==== PAGE ====

We run our website the way we wished the whole internet worked: we provide high quality original content with no ads. We are funded solely by your direct support. Please consider supporting this project.

If every effect has a cause, how can there be free choice?
The most common argument given in defense of determinism is that it’s implied in the nature of causation. Every event has a cause, and this cause accounts for the event being the way it is. This cause must itself have had a cause that accounts for it, and so on ad infinitum. Hence, everything must have been predetermined from the beginning (if there was a beginning), and so there is no room for freedom or spontaneity.
Now, I don’t think anyone can dispute the claim that every contingent event must have a cause. The idea of a completely uncaused contingent event is absurd. (Notice, I say every contingent event must have a cause, since I see nothing unintelligible in the concept of a necessary being, such as God, being uncaused. That’s what it means to be necessary, in contrast to being contingent). What is disputable, however, is the claim that every cause necessitates one, and only one, effect.

====

* _TO BE DONE_
(A) Answer these questions from the page on determinism and free choice:
(i) How is the website funded?
(ii) According to the most common argument in defense of determinism, what is determinism implied in?
(iii) What word does the page use for the idea of a completely uncaused contingent event?
(B) Reproduce the part of the page on determinism and free choice that opens with the words containing "If every effect" and closes with "freedom or spontaneity.".

==== ITEMS ====

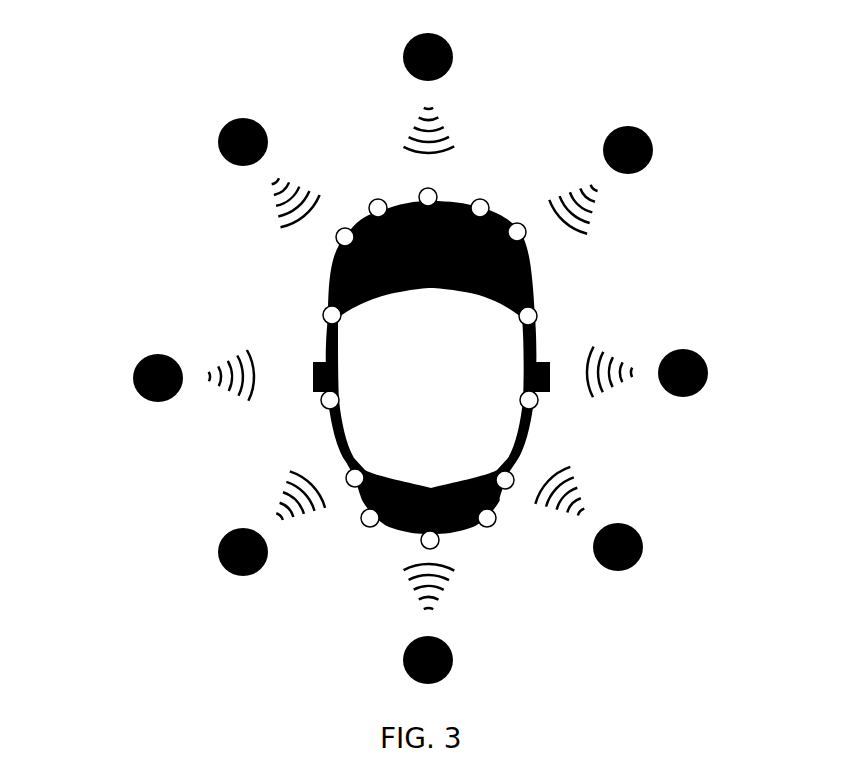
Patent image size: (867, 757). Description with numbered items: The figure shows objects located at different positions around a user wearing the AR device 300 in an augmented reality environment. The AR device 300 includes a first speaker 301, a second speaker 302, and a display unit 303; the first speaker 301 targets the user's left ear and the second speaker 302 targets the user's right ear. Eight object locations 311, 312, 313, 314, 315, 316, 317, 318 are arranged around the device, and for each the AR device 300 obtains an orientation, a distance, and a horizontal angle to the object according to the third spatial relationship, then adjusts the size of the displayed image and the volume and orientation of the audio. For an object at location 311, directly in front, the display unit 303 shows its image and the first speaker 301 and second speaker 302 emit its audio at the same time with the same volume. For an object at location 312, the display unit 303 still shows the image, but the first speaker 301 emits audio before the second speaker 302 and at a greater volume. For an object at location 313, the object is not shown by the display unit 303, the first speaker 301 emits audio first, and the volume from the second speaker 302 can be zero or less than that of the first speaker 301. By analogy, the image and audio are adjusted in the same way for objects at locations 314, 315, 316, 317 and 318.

The AR device 300 is at (328, 352).
The first speaker 301 is at (313, 362).
The second speaker 302 is at (547, 361).
The display unit 303 is at (467, 203).
The location 311 is at (404, 54).
The location 312 is at (218, 140).
The location 313 is at (133, 376).
The location 314 is at (218, 557).
The location 315 is at (404, 661).
The location 316 is at (641, 535).
The location 317 is at (707, 368).
The location 318 is at (648, 138).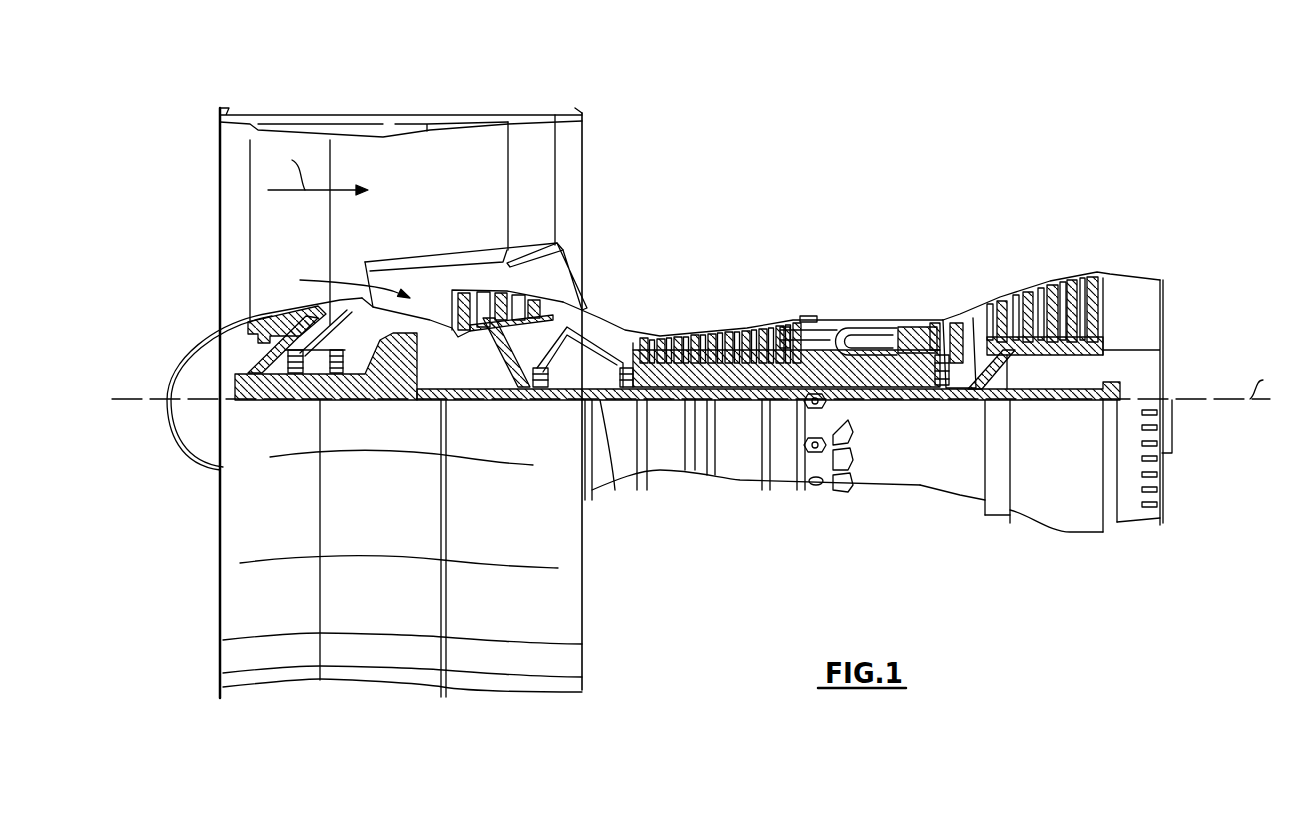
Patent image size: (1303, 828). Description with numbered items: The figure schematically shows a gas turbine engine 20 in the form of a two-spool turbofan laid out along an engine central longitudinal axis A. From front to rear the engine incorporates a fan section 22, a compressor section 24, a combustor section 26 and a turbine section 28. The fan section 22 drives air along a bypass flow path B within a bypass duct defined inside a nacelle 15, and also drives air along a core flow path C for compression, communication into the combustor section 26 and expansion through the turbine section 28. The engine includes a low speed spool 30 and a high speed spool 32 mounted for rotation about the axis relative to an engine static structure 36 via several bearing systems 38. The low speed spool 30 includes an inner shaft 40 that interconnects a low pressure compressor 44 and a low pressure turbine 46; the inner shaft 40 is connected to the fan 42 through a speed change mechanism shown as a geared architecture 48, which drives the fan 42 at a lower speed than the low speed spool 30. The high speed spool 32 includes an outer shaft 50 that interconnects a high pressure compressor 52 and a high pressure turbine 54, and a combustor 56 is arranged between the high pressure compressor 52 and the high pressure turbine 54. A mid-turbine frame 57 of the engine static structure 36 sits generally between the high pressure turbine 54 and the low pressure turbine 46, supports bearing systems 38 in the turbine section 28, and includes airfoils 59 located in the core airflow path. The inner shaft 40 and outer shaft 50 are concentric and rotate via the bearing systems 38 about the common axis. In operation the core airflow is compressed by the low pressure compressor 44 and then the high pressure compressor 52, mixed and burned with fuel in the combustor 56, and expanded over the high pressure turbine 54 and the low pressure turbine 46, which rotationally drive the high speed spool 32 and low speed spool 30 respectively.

====

* _SOLUTIONS TO THE TASKS_
(A)
(i) Solely by direct support from its readers.
(ii) The nature of causation.
(iii) Absurd.

(B)
If every effect has a cause, how can there be free choice?
The most common argument given in defense of determinism is that it’s implied in the nature of causation. Every event has a cause, and this cause accounts for the event being the way it is. This cause must itself have had a cause that accounts for it, and so on ad infinitum. Hence, everything must have been predetermined from the beginning (if there was a beginning), and so there is no room for freedom or spontaneity.